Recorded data
┌──
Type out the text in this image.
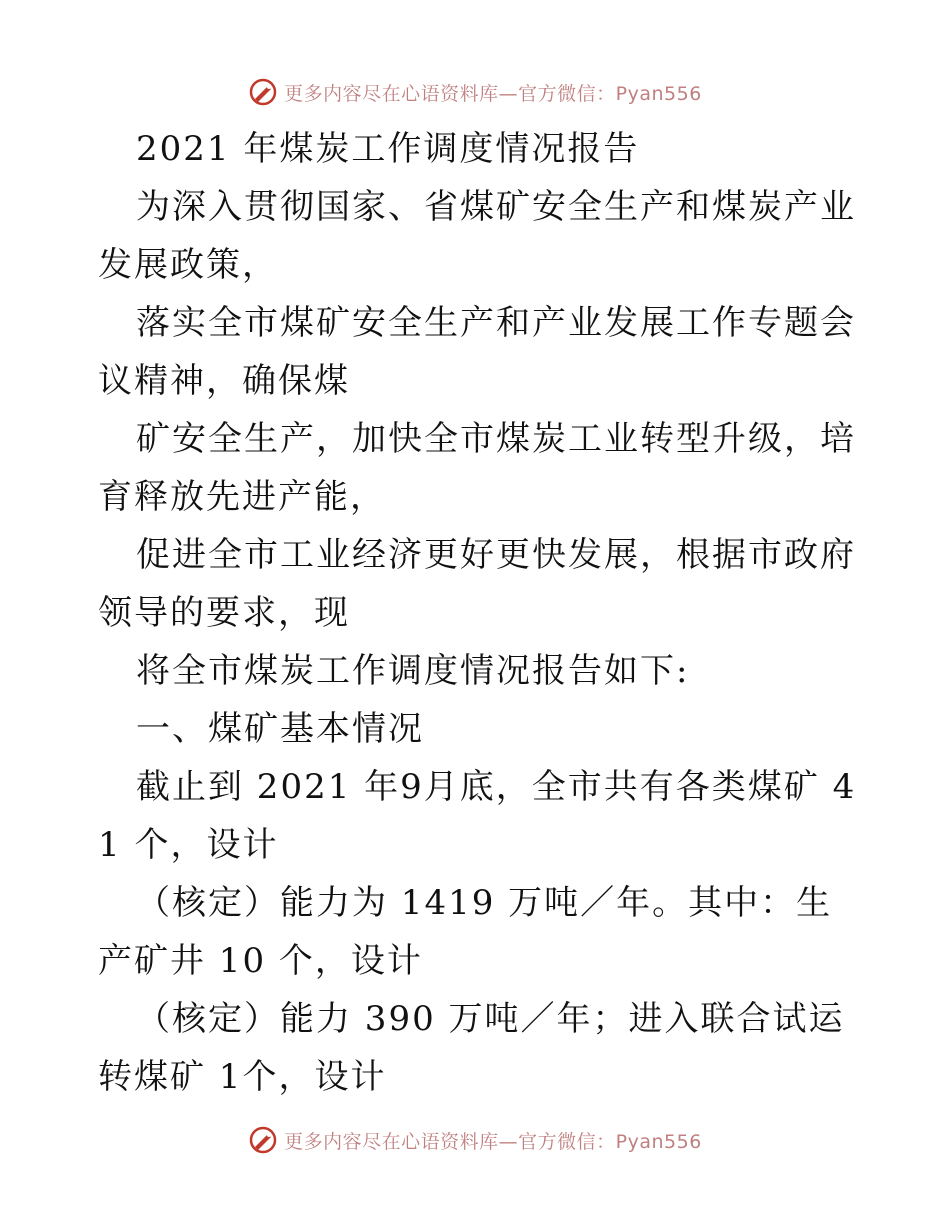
更多内容尽在心语资料库—官方微信：Pyan556

2021 年煤炭工作调度情况报告

为深入贯彻国家、省煤矿安全生产和煤炭产业发展政策，

落实全市煤矿安全生产和产业发展工作专题会议精神，确保煤

矿安全生产，加快全市煤炭工业转型升级，培育释放先进产能，

促进全市工业经济更好更快发展，根据市政府领导的要求，现

将全市煤炭工作调度情况报告如下:

一、煤矿基本情况

截止到 2021 年9月底，全市共有各类煤矿 41 个，设计

（核定）能力为 1419 万吨／年。其中：生产矿井 10 个，设计

（核定）能力 390 万吨／年；进入联合试运转煤矿 1个，设计

更多内容尽在心语资料库—官方微信：Pyan556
└──
DO THIS = Return the material word for word. Pictures are not part of the copy.

THE REPLY =
Type out the text in this image.
更多内容尽在心语资料库—官方微信：Pyan556

2021 年煤炭工作调度情况报告

为深入贯彻国家、省煤矿安全生产和煤炭产业发展政策，

落实全市煤矿安全生产和产业发展工作专题会议精神，确保煤

矿安全生产，加快全市煤炭工业转型升级，培育释放先进产能，

促进全市工业经济更好更快发展，根据市政府领导的要求，现

将全市煤炭工作调度情况报告如下:

一、煤矿基本情况

截止到 2021 年9月底，全市共有各类煤矿 41 个，设计

（核定）能力为 1419 万吨／年。其中：生产矿井 10 个，设计

（核定）能力 390 万吨／年；进入联合试运转煤矿 1个，设计

更多内容尽在心语资料库—官方微信：Pyan556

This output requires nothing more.